Stated task – Where a line contains the word "content", copy that line in full.

Records provided –
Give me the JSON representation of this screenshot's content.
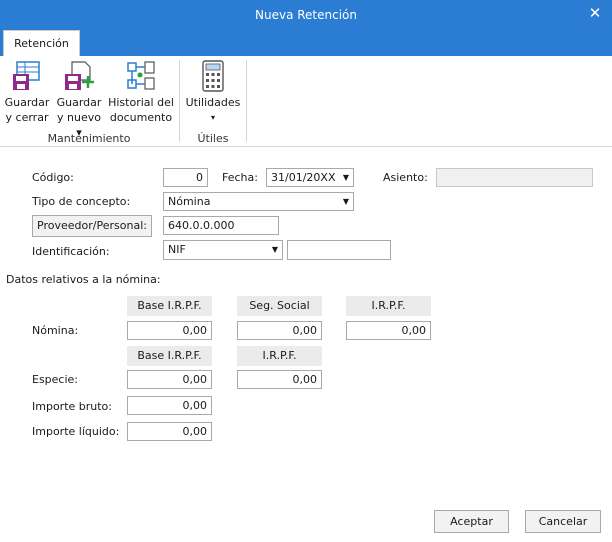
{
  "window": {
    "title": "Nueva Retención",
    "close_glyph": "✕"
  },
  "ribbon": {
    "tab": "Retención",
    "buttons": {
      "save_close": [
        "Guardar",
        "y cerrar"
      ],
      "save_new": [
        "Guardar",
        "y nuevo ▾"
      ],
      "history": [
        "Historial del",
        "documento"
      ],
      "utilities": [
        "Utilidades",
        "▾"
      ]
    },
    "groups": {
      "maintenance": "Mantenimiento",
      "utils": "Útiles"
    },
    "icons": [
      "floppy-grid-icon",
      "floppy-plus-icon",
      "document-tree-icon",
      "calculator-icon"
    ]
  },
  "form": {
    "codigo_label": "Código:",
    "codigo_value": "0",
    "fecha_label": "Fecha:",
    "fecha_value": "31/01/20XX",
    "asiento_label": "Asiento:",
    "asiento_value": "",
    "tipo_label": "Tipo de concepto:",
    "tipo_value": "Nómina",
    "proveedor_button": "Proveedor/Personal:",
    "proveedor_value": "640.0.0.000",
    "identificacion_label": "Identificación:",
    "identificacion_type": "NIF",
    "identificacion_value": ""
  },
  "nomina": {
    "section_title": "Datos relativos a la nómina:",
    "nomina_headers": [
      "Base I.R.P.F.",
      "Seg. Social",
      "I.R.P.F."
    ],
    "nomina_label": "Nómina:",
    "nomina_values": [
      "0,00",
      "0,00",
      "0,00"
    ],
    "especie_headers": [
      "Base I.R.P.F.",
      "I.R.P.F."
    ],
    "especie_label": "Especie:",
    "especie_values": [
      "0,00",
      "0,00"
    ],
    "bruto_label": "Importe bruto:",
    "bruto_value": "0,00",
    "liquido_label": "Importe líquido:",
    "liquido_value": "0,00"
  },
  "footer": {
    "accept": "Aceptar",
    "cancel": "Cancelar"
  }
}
* * *
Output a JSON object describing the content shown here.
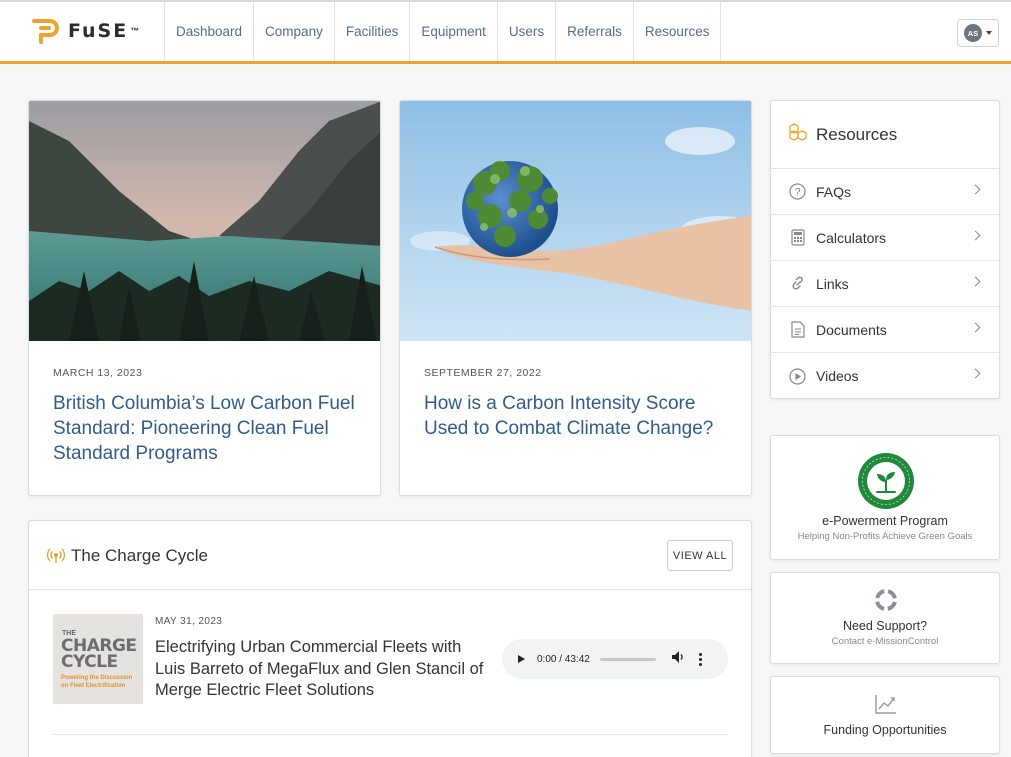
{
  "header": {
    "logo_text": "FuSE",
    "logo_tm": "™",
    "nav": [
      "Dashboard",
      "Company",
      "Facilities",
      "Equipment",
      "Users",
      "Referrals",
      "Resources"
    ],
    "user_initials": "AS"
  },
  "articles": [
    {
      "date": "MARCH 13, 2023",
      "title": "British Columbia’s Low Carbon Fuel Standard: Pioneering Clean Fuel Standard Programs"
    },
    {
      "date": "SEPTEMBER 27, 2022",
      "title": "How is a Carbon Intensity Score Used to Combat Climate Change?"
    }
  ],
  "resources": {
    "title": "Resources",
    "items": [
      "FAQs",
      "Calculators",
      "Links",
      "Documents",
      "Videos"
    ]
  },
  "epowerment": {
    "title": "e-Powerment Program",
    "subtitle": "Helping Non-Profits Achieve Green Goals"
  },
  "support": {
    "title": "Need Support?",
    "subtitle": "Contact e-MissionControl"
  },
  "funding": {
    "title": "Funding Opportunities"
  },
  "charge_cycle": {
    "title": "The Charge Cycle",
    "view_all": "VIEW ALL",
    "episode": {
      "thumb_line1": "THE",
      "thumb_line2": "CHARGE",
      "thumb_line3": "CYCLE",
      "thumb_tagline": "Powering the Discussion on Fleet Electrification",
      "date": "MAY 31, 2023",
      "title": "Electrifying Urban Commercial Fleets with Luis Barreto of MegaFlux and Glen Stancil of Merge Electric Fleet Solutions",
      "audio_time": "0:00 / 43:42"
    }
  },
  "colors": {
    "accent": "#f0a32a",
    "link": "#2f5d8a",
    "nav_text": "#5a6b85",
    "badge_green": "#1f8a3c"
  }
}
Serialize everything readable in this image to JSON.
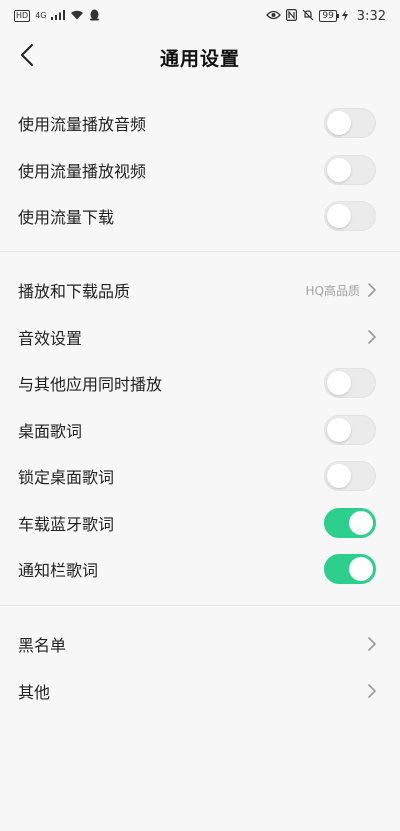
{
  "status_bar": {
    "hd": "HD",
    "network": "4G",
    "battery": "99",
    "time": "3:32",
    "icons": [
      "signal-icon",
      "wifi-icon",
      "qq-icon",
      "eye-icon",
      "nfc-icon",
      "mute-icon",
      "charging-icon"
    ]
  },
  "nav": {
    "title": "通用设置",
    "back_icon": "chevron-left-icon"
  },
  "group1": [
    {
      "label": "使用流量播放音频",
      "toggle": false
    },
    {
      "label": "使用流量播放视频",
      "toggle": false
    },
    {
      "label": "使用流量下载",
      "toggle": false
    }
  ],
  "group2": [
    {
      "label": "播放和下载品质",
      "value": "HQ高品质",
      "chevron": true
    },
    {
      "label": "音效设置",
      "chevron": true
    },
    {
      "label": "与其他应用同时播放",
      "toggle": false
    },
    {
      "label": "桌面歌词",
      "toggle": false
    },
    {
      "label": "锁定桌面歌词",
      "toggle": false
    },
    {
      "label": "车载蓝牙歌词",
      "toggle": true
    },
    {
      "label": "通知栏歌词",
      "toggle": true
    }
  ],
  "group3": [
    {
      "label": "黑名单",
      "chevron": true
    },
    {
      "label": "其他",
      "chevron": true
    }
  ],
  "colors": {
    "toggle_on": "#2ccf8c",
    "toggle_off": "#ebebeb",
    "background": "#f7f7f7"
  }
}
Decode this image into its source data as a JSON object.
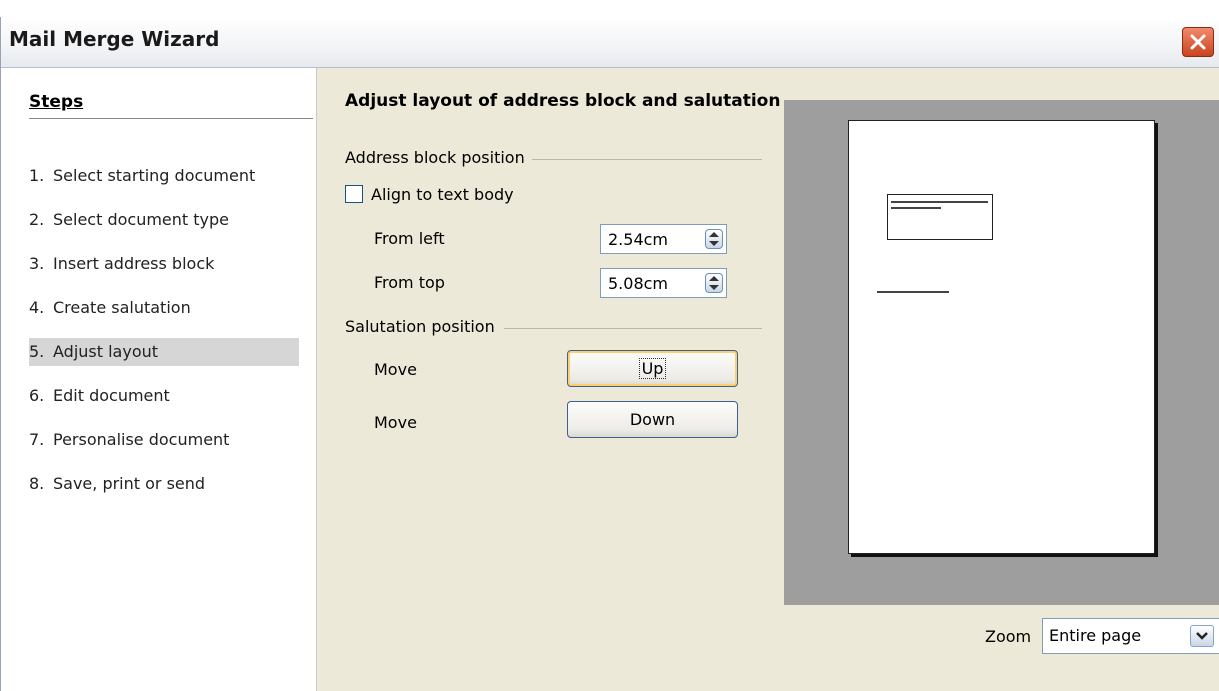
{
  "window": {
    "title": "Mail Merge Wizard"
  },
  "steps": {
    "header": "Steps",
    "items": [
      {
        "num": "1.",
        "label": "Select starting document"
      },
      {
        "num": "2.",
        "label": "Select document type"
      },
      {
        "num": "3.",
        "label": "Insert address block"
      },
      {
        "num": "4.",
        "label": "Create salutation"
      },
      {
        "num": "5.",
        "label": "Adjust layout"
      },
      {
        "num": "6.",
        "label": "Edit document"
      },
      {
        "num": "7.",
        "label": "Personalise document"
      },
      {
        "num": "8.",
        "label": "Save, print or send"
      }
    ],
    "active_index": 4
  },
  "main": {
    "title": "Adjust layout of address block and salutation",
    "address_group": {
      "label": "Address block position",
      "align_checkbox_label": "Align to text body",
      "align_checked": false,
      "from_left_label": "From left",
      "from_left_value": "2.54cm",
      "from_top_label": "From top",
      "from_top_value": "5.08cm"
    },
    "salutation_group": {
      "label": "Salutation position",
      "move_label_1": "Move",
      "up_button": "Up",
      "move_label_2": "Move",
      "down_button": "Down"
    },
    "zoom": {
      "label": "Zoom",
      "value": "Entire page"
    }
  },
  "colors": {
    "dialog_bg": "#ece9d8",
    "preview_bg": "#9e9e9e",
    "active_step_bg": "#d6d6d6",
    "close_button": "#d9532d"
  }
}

Task solution –
Give me the JSON representation of this screenshot's content.
Output a JSON object describing the content shown here.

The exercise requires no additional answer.